• TEXTO DE LECTURA:
+-------+
Por otro lado, los satélites también sirven vigilar la superficie de la Tierra. Los satélites europeos del programa Copérnico, por ejemplo, son vitales en la lucha contra el cambio climático. Provén de información en tiempo real y, de esta manera, constituyen un sistema de alerta temprana para avisar de erupciones volcánicas o incendios forestales. Los datos que recoge Copérnico son además muy útiles para investigar cambios topográficos y estudiar las consecuencias del cambio climático.
Para ampliar: “How Do We Communicate with Space?”, Primar Space en Youtube, 2018
La cara oscura de los satélites
Los satélites nos facilitan la vida, pero ese no es su único cometido. Al igual que muchas tecnologías que nacieron para uso militar acabaron teniendo un uso civil, como el internet primitivo ARPANET o el GPS, también tecnología ideada para el uso civil ha acabado teniendo aplicaciones militares o geopolíticas. Ejemplos de lo último son los programas europeos Copérnico o Galileo, pero también los satélites que el actor George Clooney mantiene para vigilar la situación de guerra civil en Sudán, pagados con lo que gana promocionando la marca de café Nespresso.
Al igual que Copérnico puede captar el inicio de un incendio en un bosque en Finlandia, también puede identificar maniobras militares rusas en la frontera de las que Moscú no ha informado. Al igual que Galileo promete ayudar a desarrollar la tecnología espacial europea, también rivaliza con el monopolio del sistema estadounidense de GPS y garantiza que, en caso de conflicto, los países europeos que participan en el programa tengan acceso a sistemas de geolocalización propios.
Solo en 2019 se lanzaron al espacio 581 satélites, la gran mayoría estadounidenses, pero también chinos o rusos. En total, más de ochenta países tienen objetos espaciales en órbita, de los cuales solo cuatro —India, EE. UU, Rusia y China— tienen la capacidad de derribarlos desde tierra. No es de extrañar que haya cada vez más países lanzando satélites al espacio, teniendo en cuenta su importancia para la economía global. Pero ese aumento de satélites, que son aparatos bastante frágiles, también tiene implicaciones de seguridad.
+-------+
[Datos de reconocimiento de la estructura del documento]

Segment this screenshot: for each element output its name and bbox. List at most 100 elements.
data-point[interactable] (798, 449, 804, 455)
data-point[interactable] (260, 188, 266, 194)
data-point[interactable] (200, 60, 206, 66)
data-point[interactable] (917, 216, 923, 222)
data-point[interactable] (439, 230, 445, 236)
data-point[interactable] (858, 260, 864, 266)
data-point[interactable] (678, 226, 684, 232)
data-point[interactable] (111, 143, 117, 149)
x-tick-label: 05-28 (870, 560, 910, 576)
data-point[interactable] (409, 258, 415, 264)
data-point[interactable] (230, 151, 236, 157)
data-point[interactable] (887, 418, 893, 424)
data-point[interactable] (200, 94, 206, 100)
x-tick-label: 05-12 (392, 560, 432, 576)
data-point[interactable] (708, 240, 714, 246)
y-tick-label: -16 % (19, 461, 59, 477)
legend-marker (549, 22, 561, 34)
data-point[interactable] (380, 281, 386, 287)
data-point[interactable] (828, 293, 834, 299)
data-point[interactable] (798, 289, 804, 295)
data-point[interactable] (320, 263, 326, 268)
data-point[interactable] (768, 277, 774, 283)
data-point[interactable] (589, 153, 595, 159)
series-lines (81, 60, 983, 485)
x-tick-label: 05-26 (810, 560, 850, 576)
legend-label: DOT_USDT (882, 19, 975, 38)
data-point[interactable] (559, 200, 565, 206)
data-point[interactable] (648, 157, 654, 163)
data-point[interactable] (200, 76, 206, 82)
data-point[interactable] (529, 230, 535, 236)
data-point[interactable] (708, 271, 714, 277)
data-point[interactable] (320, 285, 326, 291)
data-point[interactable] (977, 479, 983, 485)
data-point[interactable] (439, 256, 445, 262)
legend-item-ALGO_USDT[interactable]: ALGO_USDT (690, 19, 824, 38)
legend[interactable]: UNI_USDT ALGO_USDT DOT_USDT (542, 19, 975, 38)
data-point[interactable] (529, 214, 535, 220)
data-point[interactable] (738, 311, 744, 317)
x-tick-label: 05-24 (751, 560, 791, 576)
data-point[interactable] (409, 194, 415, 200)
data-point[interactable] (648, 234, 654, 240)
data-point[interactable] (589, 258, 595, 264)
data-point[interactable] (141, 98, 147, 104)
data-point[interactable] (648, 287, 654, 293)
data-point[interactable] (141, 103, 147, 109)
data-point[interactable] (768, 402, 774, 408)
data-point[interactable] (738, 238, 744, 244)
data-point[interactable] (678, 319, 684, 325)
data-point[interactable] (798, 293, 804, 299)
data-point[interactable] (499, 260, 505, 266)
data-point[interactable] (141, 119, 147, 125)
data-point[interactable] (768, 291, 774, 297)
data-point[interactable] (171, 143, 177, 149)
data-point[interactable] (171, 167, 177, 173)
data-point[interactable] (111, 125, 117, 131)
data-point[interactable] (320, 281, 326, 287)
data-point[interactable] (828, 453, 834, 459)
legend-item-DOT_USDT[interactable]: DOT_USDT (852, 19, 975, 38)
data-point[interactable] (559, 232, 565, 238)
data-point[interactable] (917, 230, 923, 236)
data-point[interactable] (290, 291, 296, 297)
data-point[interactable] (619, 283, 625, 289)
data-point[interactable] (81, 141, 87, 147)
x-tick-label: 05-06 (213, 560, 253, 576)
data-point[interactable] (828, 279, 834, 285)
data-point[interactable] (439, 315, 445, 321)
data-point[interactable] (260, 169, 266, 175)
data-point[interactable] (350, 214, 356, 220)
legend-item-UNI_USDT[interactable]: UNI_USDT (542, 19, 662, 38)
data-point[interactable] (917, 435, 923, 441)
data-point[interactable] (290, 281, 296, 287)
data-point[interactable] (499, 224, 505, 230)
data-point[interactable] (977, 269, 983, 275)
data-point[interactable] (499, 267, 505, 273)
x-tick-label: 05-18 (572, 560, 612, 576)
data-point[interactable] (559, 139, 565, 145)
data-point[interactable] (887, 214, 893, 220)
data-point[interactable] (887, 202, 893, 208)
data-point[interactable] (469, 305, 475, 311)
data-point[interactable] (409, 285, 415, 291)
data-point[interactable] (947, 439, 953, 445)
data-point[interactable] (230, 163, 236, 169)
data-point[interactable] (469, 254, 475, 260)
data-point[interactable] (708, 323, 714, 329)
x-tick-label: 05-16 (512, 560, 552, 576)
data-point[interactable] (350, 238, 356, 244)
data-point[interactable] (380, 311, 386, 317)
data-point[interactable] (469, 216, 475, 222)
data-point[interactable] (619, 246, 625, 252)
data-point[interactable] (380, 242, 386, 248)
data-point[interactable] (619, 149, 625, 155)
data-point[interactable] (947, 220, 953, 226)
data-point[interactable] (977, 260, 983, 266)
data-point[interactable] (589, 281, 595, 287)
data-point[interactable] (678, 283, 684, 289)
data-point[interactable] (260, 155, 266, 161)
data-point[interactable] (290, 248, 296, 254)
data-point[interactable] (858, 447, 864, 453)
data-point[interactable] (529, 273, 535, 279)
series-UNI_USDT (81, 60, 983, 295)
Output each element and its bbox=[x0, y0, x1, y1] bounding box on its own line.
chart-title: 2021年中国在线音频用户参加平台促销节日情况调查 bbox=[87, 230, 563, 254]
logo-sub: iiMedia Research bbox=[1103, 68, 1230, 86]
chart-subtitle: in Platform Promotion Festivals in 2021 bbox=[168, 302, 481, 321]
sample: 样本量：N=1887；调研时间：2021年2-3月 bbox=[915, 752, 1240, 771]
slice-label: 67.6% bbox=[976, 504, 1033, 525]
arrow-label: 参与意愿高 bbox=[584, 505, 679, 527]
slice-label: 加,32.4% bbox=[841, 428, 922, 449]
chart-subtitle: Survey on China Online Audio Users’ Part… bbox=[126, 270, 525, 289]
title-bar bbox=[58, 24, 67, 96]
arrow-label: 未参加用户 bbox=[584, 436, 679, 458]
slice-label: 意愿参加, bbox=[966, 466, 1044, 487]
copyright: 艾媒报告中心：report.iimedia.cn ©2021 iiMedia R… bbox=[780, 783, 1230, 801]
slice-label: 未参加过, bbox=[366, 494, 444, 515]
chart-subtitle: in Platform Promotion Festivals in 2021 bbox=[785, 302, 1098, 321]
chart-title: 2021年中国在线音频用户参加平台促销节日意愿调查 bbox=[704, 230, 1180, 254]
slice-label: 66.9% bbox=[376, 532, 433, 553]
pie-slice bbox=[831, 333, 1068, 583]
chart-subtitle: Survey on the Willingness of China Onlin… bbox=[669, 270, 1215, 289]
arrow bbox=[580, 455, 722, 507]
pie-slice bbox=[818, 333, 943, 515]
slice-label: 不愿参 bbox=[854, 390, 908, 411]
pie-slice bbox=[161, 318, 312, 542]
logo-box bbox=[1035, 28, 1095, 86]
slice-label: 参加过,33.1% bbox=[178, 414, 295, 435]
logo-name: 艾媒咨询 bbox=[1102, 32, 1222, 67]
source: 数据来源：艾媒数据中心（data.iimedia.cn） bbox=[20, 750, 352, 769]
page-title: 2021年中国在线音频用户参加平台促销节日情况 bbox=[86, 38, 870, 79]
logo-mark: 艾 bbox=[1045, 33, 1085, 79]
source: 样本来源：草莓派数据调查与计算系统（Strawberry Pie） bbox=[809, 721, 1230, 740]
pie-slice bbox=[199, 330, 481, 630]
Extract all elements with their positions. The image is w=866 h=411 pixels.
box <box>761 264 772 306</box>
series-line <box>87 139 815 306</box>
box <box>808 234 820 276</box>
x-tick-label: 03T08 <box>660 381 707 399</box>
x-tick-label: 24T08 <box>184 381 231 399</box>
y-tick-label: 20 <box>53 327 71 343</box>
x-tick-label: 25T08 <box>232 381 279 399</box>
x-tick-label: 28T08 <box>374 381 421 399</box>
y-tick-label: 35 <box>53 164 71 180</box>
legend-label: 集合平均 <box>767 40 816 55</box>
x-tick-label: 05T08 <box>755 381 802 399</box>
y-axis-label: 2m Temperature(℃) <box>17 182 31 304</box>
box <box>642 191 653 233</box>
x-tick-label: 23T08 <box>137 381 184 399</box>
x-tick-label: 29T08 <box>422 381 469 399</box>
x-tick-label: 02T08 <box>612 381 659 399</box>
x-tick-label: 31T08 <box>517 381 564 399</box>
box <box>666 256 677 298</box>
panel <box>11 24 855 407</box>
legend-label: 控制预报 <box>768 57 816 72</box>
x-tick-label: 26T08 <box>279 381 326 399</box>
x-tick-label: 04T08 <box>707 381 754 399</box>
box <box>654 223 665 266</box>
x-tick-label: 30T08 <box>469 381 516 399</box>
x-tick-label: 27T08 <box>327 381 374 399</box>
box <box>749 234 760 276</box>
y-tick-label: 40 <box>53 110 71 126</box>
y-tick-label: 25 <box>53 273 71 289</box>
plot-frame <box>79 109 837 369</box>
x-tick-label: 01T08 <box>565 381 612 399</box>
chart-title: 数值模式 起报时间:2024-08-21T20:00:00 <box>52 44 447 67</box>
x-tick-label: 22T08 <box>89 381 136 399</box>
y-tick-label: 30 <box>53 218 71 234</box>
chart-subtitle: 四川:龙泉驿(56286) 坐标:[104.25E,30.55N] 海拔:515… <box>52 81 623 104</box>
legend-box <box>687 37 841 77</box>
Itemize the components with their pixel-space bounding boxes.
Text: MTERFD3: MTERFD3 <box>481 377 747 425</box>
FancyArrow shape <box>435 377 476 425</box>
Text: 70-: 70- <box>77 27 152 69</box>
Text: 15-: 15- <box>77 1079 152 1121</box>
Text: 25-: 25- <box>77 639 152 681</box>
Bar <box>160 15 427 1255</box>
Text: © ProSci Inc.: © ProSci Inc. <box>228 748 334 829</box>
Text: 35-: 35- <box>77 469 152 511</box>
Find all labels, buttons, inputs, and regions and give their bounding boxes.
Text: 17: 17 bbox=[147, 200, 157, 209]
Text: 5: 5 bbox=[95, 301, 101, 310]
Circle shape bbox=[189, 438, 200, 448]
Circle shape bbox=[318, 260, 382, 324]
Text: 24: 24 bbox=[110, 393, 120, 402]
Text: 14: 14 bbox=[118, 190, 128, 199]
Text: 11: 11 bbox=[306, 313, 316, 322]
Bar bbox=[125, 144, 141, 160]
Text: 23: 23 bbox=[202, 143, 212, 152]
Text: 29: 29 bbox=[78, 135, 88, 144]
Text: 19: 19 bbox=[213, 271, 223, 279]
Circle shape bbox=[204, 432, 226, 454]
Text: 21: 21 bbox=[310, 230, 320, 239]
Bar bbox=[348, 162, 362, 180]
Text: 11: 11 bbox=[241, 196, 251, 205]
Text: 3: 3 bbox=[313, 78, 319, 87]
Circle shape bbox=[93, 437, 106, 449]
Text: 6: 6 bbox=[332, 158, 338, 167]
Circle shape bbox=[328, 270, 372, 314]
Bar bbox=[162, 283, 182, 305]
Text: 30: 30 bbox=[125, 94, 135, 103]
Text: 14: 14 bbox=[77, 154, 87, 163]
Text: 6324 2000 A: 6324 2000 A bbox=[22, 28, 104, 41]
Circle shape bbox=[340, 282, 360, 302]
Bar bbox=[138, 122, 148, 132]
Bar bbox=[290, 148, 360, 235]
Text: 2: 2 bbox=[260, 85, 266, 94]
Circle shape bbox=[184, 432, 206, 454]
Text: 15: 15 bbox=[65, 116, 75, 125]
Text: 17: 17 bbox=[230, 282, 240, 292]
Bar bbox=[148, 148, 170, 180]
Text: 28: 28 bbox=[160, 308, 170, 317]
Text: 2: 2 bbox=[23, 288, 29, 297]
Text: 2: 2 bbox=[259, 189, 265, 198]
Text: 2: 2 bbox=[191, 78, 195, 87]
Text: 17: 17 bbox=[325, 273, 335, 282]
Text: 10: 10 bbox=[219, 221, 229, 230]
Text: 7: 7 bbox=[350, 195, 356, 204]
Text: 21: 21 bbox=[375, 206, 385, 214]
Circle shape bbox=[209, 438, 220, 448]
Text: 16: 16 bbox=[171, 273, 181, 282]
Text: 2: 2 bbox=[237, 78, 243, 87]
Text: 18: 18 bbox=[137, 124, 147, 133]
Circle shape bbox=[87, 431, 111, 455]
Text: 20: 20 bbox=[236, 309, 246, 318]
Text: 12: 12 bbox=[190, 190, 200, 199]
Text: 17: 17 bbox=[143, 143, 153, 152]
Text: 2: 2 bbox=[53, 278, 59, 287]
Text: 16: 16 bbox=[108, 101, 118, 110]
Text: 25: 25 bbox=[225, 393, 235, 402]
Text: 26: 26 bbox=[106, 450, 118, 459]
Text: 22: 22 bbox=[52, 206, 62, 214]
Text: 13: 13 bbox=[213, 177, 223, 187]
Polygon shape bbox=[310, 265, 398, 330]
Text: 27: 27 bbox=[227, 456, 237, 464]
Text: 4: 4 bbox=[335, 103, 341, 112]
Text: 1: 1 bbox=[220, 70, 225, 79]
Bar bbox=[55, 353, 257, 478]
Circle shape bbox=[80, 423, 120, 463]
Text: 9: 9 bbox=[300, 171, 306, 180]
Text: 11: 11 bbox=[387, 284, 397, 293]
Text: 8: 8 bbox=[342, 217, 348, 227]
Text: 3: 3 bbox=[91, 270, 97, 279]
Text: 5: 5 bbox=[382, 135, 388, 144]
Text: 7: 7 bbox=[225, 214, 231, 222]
+-------+
• TAREA:
Responda brevemente, según el texto sobre los satélites:
1. ¿De qué fenómenos puede avisar el sistema de alerta temprana de Copérnico?
2. ¿Cuántos satélites se lanzaron al espacio en 2019?
3. ¿Qué países tienen la capacidad de derribar objetos espaciales desde tierra?
Los registros no hacen falta para resolver nada aquí.

• RESPUESTA:
1. De erupciones volcánicas o incendios forestales.
2. 581 satélites.
3. India, EE. UU., Rusia y China.